**Problem to solve**
Reproduce all entries word for word.

─── Listed records

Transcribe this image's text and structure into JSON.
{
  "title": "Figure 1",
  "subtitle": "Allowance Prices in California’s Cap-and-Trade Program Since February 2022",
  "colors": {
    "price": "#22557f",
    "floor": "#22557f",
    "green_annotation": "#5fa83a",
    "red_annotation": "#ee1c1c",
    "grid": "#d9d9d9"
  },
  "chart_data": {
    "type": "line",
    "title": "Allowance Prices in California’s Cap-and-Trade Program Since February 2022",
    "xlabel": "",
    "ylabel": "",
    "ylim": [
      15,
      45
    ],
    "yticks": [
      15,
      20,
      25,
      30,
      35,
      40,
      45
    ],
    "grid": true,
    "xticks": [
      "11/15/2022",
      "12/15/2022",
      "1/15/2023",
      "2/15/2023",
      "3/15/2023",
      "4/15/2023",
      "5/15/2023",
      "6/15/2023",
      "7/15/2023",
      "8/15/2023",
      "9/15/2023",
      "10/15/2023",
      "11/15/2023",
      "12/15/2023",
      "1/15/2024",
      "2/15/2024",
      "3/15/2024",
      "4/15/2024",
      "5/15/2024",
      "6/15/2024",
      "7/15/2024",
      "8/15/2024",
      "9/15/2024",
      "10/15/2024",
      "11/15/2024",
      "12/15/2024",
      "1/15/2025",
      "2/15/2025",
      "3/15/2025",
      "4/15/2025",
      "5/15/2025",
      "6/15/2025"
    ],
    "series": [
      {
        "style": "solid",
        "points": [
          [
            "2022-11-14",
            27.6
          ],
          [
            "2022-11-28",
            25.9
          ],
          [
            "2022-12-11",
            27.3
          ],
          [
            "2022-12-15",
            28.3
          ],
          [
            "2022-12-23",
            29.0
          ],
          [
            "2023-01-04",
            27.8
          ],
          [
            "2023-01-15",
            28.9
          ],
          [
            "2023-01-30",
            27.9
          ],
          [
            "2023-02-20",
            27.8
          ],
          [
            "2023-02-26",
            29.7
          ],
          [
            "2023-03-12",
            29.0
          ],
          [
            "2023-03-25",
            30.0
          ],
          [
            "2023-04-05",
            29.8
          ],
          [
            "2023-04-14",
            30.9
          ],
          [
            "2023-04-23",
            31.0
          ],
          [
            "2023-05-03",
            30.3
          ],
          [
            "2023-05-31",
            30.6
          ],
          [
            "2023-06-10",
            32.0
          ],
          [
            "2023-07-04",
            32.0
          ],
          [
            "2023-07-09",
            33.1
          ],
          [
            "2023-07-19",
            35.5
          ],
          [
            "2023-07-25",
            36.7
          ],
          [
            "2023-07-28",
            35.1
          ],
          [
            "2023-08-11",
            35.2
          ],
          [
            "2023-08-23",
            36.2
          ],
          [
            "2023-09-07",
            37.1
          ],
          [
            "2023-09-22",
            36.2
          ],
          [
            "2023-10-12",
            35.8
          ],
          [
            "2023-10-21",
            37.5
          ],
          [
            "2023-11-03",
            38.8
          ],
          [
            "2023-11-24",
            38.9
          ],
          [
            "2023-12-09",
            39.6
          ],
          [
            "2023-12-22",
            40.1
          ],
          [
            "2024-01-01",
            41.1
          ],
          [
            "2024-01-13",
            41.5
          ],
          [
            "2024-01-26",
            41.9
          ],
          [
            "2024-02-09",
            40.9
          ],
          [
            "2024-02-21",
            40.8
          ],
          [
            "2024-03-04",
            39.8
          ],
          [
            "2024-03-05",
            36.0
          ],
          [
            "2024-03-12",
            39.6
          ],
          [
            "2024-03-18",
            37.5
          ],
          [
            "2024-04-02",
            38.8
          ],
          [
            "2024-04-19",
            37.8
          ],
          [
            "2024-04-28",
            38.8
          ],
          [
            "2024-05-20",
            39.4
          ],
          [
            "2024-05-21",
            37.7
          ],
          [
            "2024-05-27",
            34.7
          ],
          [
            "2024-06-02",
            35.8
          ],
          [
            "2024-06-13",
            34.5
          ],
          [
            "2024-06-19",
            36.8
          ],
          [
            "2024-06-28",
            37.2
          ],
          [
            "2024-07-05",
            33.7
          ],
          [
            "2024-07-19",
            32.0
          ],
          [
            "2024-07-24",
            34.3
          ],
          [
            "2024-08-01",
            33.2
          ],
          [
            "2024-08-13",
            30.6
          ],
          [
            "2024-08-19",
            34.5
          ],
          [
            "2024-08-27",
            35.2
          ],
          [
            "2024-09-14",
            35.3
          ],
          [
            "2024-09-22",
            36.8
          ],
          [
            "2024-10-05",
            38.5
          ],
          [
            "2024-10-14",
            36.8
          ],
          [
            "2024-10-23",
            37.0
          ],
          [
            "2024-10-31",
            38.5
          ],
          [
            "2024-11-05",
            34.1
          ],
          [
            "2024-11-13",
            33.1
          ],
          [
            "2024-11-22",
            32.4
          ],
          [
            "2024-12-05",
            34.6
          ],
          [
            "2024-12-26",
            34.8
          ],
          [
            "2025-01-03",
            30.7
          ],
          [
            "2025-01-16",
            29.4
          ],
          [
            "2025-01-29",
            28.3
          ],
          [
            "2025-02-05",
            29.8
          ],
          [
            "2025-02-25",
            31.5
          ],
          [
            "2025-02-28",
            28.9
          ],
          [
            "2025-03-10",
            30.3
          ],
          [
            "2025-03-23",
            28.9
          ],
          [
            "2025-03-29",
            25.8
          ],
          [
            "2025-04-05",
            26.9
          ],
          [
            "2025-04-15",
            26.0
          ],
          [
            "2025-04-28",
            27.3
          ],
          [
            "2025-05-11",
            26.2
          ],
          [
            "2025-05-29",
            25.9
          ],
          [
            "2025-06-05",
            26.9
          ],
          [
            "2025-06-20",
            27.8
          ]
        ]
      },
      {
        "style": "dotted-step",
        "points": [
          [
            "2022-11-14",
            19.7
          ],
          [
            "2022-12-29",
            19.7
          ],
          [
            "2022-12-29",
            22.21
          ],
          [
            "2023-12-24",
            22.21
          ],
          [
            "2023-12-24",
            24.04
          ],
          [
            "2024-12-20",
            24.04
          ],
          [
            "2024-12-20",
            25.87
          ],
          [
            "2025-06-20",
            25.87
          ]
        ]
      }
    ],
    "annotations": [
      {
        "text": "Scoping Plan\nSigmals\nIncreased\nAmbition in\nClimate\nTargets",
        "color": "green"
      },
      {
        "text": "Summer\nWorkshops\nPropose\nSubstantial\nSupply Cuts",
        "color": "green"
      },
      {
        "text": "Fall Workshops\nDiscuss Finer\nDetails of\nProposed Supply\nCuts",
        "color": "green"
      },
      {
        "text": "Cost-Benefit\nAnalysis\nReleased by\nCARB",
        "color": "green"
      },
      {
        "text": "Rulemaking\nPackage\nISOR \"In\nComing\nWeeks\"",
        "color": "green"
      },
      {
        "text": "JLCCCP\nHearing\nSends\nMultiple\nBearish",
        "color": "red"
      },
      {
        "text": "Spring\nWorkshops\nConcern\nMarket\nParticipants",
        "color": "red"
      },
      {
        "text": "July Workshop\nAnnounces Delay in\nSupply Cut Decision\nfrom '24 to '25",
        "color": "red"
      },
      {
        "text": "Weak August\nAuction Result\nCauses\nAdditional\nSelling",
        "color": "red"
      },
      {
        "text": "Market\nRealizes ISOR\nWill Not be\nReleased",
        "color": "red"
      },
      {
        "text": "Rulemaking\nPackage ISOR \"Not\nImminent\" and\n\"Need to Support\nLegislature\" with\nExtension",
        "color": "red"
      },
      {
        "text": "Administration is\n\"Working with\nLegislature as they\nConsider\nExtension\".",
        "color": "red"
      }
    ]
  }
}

──────

**Task answer**
Transcribe this image's text and structure into JSON.
{
  "title": "Figure 1",
  "subtitle": "Allowance Prices in California’s Cap-and-Trade Program Since February 2022",
  "colors": {
    "price": "#22557f",
    "floor": "#22557f",
    "green_annotation": "#5fa83a",
    "red_annotation": "#ee1c1c",
    "grid": "#d9d9d9"
  },
  "chart_data": {
    "type": "line",
    "title": "Allowance Prices in California’s Cap-and-Trade Program Since February 2022",
    "xlabel": "",
    "ylabel": "",
    "ylim": [
      15,
      45
    ],
    "yticks": [
      15,
      20,
      25,
      30,
      35,
      40,
      45
    ],
    "grid": true,
    "xticks": [
      "11/15/2022",
      "12/15/2022",
      "1/15/2023",
      "2/15/2023",
      "3/15/2023",
      "4/15/2023",
      "5/15/2023",
      "6/15/2023",
      "7/15/2023",
      "8/15/2023",
      "9/15/2023",
      "10/15/2023",
      "11/15/2023",
      "12/15/2023",
      "1/15/2024",
      "2/15/2024",
      "3/15/2024",
      "4/15/2024",
      "5/15/2024",
      "6/15/2024",
      "7/15/2024",
      "8/15/2024",
      "9/15/2024",
      "10/15/2024",
      "11/15/2024",
      "12/15/2024",
      "1/15/2025",
      "2/15/2025",
      "3/15/2025",
      "4/15/2025",
      "5/15/2025",
      "6/15/2025"
    ],
    "series": [
      {
        "style": "solid",
        "points": [
          [
            "2022-11-14",
            27.6
          ],
          [
            "2022-11-28",
            25.9
          ],
          [
            "2022-12-11",
            27.3
          ],
          [
            "2022-12-15",
            28.3
          ],
          [
            "2022-12-23",
            29.0
          ],
          [
            "2023-01-04",
            27.8
          ],
          [
            "2023-01-15",
            28.9
          ],
          [
            "2023-01-30",
            27.9
          ],
          [
            "2023-02-20",
            27.8
          ],
          [
            "2023-02-26",
            29.7
          ],
          [
            "2023-03-12",
            29.0
          ],
          [
            "2023-03-25",
            30.0
          ],
          [
            "2023-04-05",
            29.8
          ],
          [
            "2023-04-14",
            30.9
          ],
          [
            "2023-04-23",
            31.0
          ],
          [
            "2023-05-03",
            30.3
          ],
          [
            "2023-05-31",
            30.6
          ],
          [
            "2023-06-10",
            32.0
          ],
          [
            "2023-07-04",
            32.0
          ],
          [
            "2023-07-09",
            33.1
          ],
          [
            "2023-07-19",
            35.5
          ],
          [
            "2023-07-25",
            36.7
          ],
          [
            "2023-07-28",
            35.1
          ],
          [
            "2023-08-11",
            35.2
          ],
          [
            "2023-08-23",
            36.2
          ],
          [
            "2023-09-07",
            37.1
          ],
          [
            "2023-09-22",
            36.2
          ],
          [
            "2023-10-12",
            35.8
          ],
          [
            "2023-10-21",
            37.5
          ],
          [
            "2023-11-03",
            38.8
          ],
          [
            "2023-11-24",
            38.9
          ],
          [
            "2023-12-09",
            39.6
          ],
          [
            "2023-12-22",
            40.1
          ],
          [
            "2024-01-01",
            41.1
          ],
          [
            "2024-01-13",
            41.5
          ],
          [
            "2024-01-26",
            41.9
          ],
          [
            "2024-02-09",
            40.9
          ],
          [
            "2024-02-21",
            40.8
          ],
          [
            "2024-03-04",
            39.8
          ],
          [
            "2024-03-05",
            36.0
          ],
          [
            "2024-03-12",
            39.6
          ],
          [
            "2024-03-18",
            37.5
          ],
          [
            "2024-04-02",
            38.8
          ],
          [
            "2024-04-19",
            37.8
          ],
          [
            "2024-04-28",
            38.8
          ],
          [
            "2024-05-20",
            39.4
          ],
          [
            "2024-05-21",
            37.7
          ],
          [
            "2024-05-27",
            34.7
          ],
          [
            "2024-06-02",
            35.8
          ],
          [
            "2024-06-13",
            34.5
          ],
          [
            "2024-06-19",
            36.8
          ],
          [
            "2024-06-28",
            37.2
          ],
          [
            "2024-07-05",
            33.7
          ],
          [
            "2024-07-19",
            32.0
          ],
          [
            "2024-07-24",
            34.3
          ],
          [
            "2024-08-01",
            33.2
          ],
          [
            "2024-08-13",
            30.6
          ],
          [
            "2024-08-19",
            34.5
          ],
          [
            "2024-08-27",
            35.2
          ],
          [
            "2024-09-14",
            35.3
          ],
          [
            "2024-09-22",
            36.8
          ],
          [
            "2024-10-05",
            38.5
          ],
          [
            "2024-10-14",
            36.8
          ],
          [
            "2024-10-23",
            37.0
          ],
          [
            "2024-10-31",
            38.5
          ],
          [
            "2024-11-05",
            34.1
          ],
          [
            "2024-11-13",
            33.1
          ],
          [
            "2024-11-22",
            32.4
          ],
          [
            "2024-12-05",
            34.6
          ],
          [
            "2024-12-26",
            34.8
          ],
          [
            "2025-01-03",
            30.7
          ],
          [
            "2025-01-16",
            29.4
          ],
          [
            "2025-01-29",
            28.3
          ],
          [
            "2025-02-05",
            29.8
          ],
          [
            "2025-02-25",
            31.5
          ],
          [
            "2025-02-28",
            28.9
          ],
          [
            "2025-03-10",
            30.3
          ],
          [
            "2025-03-23",
            28.9
          ],
          [
            "2025-03-29",
            25.8
          ],
          [
            "2025-04-05",
            26.9
          ],
          [
            "2025-04-15",
            26.0
          ],
          [
            "2025-04-28",
            27.3
          ],
          [
            "2025-05-11",
            26.2
          ],
          [
            "2025-05-29",
            25.9
          ],
          [
            "2025-06-05",
            26.9
          ],
          [
            "2025-06-20",
            27.8
          ]
        ]
      },
      {
        "style": "dotted-step",
        "points": [
          [
            "2022-11-14",
            19.7
          ],
          [
            "2022-12-29",
            19.7
          ],
          [
            "2022-12-29",
            22.21
          ],
          [
            "2023-12-24",
            22.21
          ],
          [
            "2023-12-24",
            24.04
          ],
          [
            "2024-12-20",
            24.04
          ],
          [
            "2024-12-20",
            25.87
          ],
          [
            "2025-06-20",
            25.87
          ]
        ]
      }
    ],
    "annotations": [
      {
        "text": "Scoping Plan\nSigmals\nIncreased\nAmbition in\nClimate\nTargets",
        "color": "green"
      },
      {
        "text": "Summer\nWorkshops\nPropose\nSubstantial\nSupply Cuts",
        "color": "green"
      },
      {
        "text": "Fall Workshops\nDiscuss Finer\nDetails of\nProposed Supply\nCuts",
        "color": "green"
      },
      {
        "text": "Cost-Benefit\nAnalysis\nReleased by\nCARB",
        "color": "green"
      },
      {
        "text": "Rulemaking\nPackage\nISOR \"In\nComing\nWeeks\"",
        "color": "green"
      },
      {
        "text": "JLCCCP\nHearing\nSends\nMultiple\nBearish",
        "color": "red"
      },
      {
        "text": "Spring\nWorkshops\nConcern\nMarket\nParticipants",
        "color": "red"
      },
      {
        "text": "July Workshop\nAnnounces Delay in\nSupply Cut Decision\nfrom '24 to '25",
        "color": "red"
      },
      {
        "text": "Weak August\nAuction Result\nCauses\nAdditional\nSelling",
        "color": "red"
      },
      {
        "text": "Market\nRealizes ISOR\nWill Not be\nReleased",
        "color": "red"
      },
      {
        "text": "Rulemaking\nPackage ISOR \"Not\nImminent\" and\n\"Need to Support\nLegislature\" with\nExtension",
        "color": "red"
      },
      {
        "text": "Administration is\n\"Working with\nLegislature as they\nConsider\nExtension\".",
        "color": "red"
      }
    ]
  }
}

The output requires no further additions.